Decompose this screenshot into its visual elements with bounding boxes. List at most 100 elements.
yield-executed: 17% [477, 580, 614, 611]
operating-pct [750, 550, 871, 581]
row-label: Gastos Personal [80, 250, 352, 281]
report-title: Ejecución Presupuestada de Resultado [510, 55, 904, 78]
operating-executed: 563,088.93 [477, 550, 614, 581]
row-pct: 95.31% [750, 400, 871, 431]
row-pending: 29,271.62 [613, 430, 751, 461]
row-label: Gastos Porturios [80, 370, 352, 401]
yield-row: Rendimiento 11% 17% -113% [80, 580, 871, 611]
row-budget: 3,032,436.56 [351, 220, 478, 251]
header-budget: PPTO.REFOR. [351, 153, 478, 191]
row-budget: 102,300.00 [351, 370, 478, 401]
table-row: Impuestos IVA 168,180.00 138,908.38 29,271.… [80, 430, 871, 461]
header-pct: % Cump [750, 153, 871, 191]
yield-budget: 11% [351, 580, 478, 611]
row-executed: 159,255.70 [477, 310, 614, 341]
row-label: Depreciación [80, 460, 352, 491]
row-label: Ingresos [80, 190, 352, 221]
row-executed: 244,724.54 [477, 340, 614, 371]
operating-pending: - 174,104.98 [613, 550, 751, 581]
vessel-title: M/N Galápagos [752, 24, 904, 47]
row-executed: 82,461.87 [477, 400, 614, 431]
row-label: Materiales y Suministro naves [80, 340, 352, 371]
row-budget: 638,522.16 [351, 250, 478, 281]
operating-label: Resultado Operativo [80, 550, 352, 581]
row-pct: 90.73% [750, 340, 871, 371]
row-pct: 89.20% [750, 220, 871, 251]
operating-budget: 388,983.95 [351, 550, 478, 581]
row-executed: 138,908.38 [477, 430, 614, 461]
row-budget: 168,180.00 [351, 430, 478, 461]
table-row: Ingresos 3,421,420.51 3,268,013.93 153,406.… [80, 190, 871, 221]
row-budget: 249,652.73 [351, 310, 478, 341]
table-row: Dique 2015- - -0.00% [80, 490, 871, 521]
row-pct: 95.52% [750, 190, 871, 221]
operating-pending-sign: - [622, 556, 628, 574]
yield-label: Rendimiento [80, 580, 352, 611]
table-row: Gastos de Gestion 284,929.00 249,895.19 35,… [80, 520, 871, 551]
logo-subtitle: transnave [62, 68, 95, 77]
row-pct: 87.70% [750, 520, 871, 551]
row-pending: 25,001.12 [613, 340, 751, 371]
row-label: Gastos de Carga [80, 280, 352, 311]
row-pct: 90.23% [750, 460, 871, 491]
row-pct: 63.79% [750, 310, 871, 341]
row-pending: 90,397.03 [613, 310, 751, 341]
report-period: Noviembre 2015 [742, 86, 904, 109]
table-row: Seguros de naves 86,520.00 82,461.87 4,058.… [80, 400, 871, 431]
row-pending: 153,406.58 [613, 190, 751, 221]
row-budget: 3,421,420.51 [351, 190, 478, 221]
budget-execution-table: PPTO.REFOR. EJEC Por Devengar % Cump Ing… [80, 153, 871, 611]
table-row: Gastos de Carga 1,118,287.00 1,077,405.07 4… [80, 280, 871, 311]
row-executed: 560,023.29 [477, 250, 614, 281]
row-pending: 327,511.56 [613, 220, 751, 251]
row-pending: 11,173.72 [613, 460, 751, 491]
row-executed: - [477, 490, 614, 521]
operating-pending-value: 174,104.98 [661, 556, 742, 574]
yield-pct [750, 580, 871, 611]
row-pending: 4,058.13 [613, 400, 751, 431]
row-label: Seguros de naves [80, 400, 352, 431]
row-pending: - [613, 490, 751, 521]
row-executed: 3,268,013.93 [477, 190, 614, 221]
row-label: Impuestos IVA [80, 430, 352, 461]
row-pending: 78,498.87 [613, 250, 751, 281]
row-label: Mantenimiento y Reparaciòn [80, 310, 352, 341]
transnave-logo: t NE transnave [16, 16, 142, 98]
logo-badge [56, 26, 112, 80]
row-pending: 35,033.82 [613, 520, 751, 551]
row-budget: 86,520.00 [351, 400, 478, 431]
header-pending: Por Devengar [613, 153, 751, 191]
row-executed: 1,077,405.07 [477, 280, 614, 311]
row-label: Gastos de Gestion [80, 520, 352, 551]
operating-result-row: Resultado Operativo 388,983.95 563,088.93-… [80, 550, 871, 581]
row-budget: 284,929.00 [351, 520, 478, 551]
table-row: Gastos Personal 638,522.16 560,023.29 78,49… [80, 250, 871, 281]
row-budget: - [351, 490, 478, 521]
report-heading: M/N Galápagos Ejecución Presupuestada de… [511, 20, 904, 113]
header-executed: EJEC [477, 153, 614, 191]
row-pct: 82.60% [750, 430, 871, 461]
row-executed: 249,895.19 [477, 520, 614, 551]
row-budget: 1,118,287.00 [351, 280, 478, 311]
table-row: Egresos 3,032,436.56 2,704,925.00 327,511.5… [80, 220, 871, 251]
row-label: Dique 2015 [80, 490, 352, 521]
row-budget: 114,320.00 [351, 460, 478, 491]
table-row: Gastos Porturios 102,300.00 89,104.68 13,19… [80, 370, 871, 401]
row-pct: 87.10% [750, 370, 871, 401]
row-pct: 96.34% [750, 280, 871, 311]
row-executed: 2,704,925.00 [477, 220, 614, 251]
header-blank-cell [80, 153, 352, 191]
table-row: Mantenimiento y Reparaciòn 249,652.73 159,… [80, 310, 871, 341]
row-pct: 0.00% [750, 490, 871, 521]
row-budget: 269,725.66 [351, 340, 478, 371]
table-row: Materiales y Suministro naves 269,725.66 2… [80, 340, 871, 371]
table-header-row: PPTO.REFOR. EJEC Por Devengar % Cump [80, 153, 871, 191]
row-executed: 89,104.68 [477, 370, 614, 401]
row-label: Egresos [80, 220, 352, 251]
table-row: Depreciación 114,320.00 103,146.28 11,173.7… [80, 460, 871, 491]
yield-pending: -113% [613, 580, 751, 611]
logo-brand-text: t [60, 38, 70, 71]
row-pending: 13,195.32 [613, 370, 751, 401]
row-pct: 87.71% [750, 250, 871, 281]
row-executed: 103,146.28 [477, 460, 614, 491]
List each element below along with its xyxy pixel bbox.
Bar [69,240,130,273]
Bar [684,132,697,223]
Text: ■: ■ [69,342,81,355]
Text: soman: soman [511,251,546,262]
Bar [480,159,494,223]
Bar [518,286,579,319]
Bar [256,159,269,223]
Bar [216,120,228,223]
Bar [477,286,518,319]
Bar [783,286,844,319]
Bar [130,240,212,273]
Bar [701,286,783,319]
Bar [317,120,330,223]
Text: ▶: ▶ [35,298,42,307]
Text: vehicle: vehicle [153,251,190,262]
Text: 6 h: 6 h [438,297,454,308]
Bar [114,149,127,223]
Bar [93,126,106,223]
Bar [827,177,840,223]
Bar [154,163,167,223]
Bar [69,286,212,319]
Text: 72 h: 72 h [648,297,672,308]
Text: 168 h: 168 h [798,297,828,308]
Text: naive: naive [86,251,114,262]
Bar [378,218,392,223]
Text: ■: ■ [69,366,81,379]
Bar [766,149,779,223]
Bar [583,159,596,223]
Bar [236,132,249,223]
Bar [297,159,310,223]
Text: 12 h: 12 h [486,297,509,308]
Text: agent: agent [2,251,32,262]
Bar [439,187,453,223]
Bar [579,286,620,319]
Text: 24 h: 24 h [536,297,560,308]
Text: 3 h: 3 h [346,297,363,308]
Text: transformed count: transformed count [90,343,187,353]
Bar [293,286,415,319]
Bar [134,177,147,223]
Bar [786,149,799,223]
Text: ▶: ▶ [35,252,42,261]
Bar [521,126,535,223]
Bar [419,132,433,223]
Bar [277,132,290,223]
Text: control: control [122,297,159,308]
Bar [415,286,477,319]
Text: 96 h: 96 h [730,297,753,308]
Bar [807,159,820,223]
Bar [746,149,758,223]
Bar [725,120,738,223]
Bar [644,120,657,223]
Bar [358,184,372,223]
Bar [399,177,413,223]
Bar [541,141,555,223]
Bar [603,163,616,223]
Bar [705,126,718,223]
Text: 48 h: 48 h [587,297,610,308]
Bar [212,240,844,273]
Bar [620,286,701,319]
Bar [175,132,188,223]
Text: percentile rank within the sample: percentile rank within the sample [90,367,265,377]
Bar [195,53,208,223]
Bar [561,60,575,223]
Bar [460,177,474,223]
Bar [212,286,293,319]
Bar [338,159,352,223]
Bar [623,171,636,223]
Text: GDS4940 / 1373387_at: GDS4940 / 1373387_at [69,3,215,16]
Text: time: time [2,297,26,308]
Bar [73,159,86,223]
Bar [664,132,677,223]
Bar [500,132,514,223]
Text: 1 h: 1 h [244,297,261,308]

***

__To do__
Copy the records word for word, from their first line through the line containing "header-budget: PPTO.REFOR. [351, 153, 478, 191]", including both of those lines.

__Output for this task__
Decompose this screenshot into its visual elements with bounding boxes. List at most 100 elements.
yield-executed: 17% [477, 580, 614, 611]
operating-pct [750, 550, 871, 581]
row-label: Gastos Personal [80, 250, 352, 281]
report-title: Ejecución Presupuestada de Resultado [510, 55, 904, 78]
operating-executed: 563,088.93 [477, 550, 614, 581]
row-pct: 95.31% [750, 400, 871, 431]
row-pending: 29,271.62 [613, 430, 751, 461]
row-label: Gastos Porturios [80, 370, 352, 401]
yield-row: Rendimiento 11% 17% -113% [80, 580, 871, 611]
row-budget: 3,032,436.56 [351, 220, 478, 251]
header-budget: PPTO.REFOR. [351, 153, 478, 191]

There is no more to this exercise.